Aim of the exercise: Return the entries verbatim and drop every picture.

Provided material:
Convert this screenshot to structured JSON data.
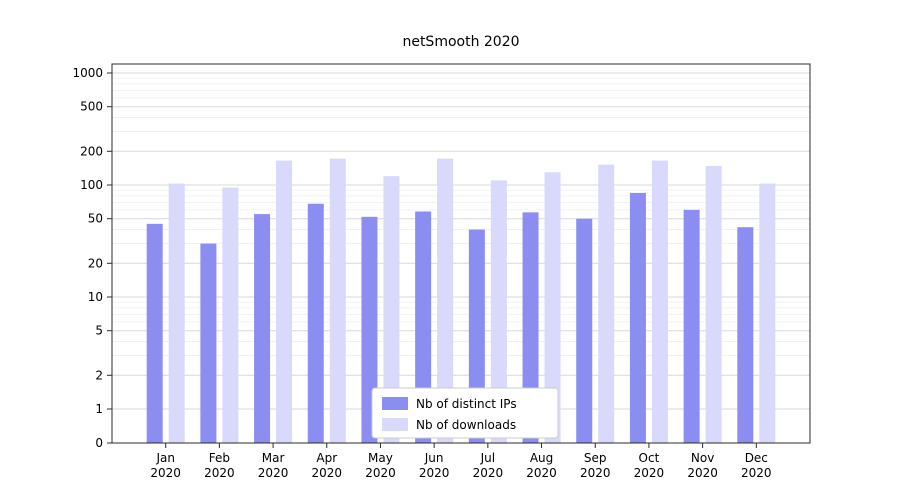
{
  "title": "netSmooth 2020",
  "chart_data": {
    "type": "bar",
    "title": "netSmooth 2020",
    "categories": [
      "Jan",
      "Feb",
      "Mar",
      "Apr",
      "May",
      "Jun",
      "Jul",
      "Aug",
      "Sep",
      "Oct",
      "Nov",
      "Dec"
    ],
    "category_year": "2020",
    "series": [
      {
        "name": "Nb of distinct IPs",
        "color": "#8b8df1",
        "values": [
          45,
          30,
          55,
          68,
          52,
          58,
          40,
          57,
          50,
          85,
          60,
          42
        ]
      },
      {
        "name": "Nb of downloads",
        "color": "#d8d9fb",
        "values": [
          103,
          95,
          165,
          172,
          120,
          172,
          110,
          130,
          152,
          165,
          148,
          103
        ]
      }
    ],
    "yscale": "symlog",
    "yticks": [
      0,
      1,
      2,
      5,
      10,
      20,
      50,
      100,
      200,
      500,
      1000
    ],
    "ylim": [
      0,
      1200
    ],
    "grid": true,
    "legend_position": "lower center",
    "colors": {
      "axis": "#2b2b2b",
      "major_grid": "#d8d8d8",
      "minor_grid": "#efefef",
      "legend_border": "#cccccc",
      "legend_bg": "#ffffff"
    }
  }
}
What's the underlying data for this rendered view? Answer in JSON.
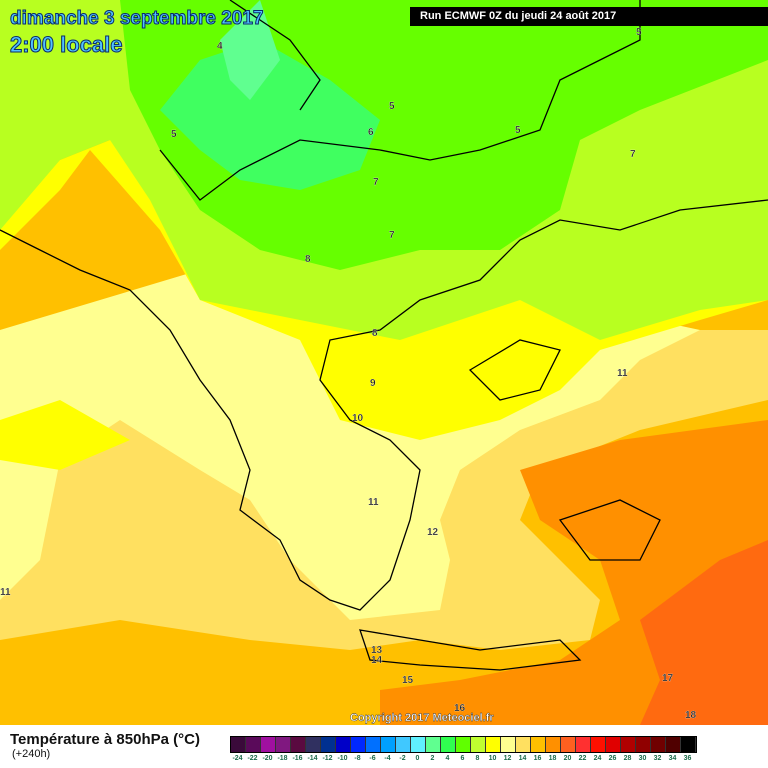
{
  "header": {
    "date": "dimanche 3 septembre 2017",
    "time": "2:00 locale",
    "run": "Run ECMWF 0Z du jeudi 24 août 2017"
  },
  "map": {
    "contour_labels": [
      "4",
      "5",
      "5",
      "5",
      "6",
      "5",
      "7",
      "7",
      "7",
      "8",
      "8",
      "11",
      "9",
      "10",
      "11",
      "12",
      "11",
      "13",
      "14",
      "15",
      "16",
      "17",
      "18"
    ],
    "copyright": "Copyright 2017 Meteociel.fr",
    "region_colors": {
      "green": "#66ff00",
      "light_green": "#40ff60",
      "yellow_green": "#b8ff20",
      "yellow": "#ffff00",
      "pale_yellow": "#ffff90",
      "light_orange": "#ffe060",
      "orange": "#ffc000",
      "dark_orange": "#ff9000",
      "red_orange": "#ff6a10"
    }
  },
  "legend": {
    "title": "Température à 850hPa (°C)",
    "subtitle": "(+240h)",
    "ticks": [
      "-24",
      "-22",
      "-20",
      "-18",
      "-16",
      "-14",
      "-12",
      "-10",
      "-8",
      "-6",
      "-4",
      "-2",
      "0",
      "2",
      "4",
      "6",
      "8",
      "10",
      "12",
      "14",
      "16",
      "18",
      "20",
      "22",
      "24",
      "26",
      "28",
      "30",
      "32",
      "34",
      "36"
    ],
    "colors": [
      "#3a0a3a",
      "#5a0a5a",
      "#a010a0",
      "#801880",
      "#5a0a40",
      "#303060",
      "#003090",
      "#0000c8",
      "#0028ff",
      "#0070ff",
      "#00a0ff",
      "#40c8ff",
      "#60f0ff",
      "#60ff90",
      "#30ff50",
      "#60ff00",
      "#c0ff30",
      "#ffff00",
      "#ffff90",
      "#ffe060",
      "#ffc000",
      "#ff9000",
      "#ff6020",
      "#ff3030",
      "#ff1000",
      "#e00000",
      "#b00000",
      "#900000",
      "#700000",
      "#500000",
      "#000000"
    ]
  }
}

Result of the task:
Convert this screenshot to structured JSON data.
{
  "title": "netSmooth 2020",
  "chart_data": {
    "type": "bar",
    "title": "netSmooth 2020",
    "categories": [
      "Jan",
      "Feb",
      "Mar",
      "Apr",
      "May",
      "Jun",
      "Jul",
      "Aug",
      "Sep",
      "Oct",
      "Nov",
      "Dec"
    ],
    "category_year": "2020",
    "series": [
      {
        "name": "Nb of distinct IPs",
        "color": "#8b8df1",
        "values": [
          45,
          30,
          55,
          68,
          52,
          58,
          40,
          57,
          50,
          85,
          60,
          42
        ]
      },
      {
        "name": "Nb of downloads",
        "color": "#d8d9fb",
        "values": [
          103,
          95,
          165,
          172,
          120,
          172,
          110,
          130,
          152,
          165,
          148,
          103
        ]
      }
    ],
    "yscale": "symlog",
    "yticks": [
      0,
      1,
      2,
      5,
      10,
      20,
      50,
      100,
      200,
      500,
      1000
    ],
    "ylim": [
      0,
      1200
    ],
    "grid": true,
    "legend_position": "lower center",
    "colors": {
      "axis": "#2b2b2b",
      "major_grid": "#d8d8d8",
      "minor_grid": "#efefef",
      "legend_border": "#cccccc",
      "legend_bg": "#ffffff"
    }
  }
}
What's the underlying data for this rendered view? Answer in JSON.
{
  "header": {
    "date": "dimanche 3 septembre 2017",
    "time": "2:00 locale",
    "run": "Run ECMWF 0Z du jeudi 24 août 2017"
  },
  "map": {
    "contour_labels": [
      "4",
      "5",
      "5",
      "5",
      "6",
      "5",
      "7",
      "7",
      "7",
      "8",
      "8",
      "11",
      "9",
      "10",
      "11",
      "12",
      "11",
      "13",
      "14",
      "15",
      "16",
      "17",
      "18"
    ],
    "copyright": "Copyright 2017 Meteociel.fr",
    "region_colors": {
      "green": "#66ff00",
      "light_green": "#40ff60",
      "yellow_green": "#b8ff20",
      "yellow": "#ffff00",
      "pale_yellow": "#ffff90",
      "light_orange": "#ffe060",
      "orange": "#ffc000",
      "dark_orange": "#ff9000",
      "red_orange": "#ff6a10"
    }
  },
  "legend": {
    "title": "Température à 850hPa (°C)",
    "subtitle": "(+240h)",
    "ticks": [
      "-24",
      "-22",
      "-20",
      "-18",
      "-16",
      "-14",
      "-12",
      "-10",
      "-8",
      "-6",
      "-4",
      "-2",
      "0",
      "2",
      "4",
      "6",
      "8",
      "10",
      "12",
      "14",
      "16",
      "18",
      "20",
      "22",
      "24",
      "26",
      "28",
      "30",
      "32",
      "34",
      "36"
    ],
    "colors": [
      "#3a0a3a",
      "#5a0a5a",
      "#a010a0",
      "#801880",
      "#5a0a40",
      "#303060",
      "#003090",
      "#0000c8",
      "#0028ff",
      "#0070ff",
      "#00a0ff",
      "#40c8ff",
      "#60f0ff",
      "#60ff90",
      "#30ff50",
      "#60ff00",
      "#c0ff30",
      "#ffff00",
      "#ffff90",
      "#ffe060",
      "#ffc000",
      "#ff9000",
      "#ff6020",
      "#ff3030",
      "#ff1000",
      "#e00000",
      "#b00000",
      "#900000",
      "#700000",
      "#500000",
      "#000000"
    ]
  }
}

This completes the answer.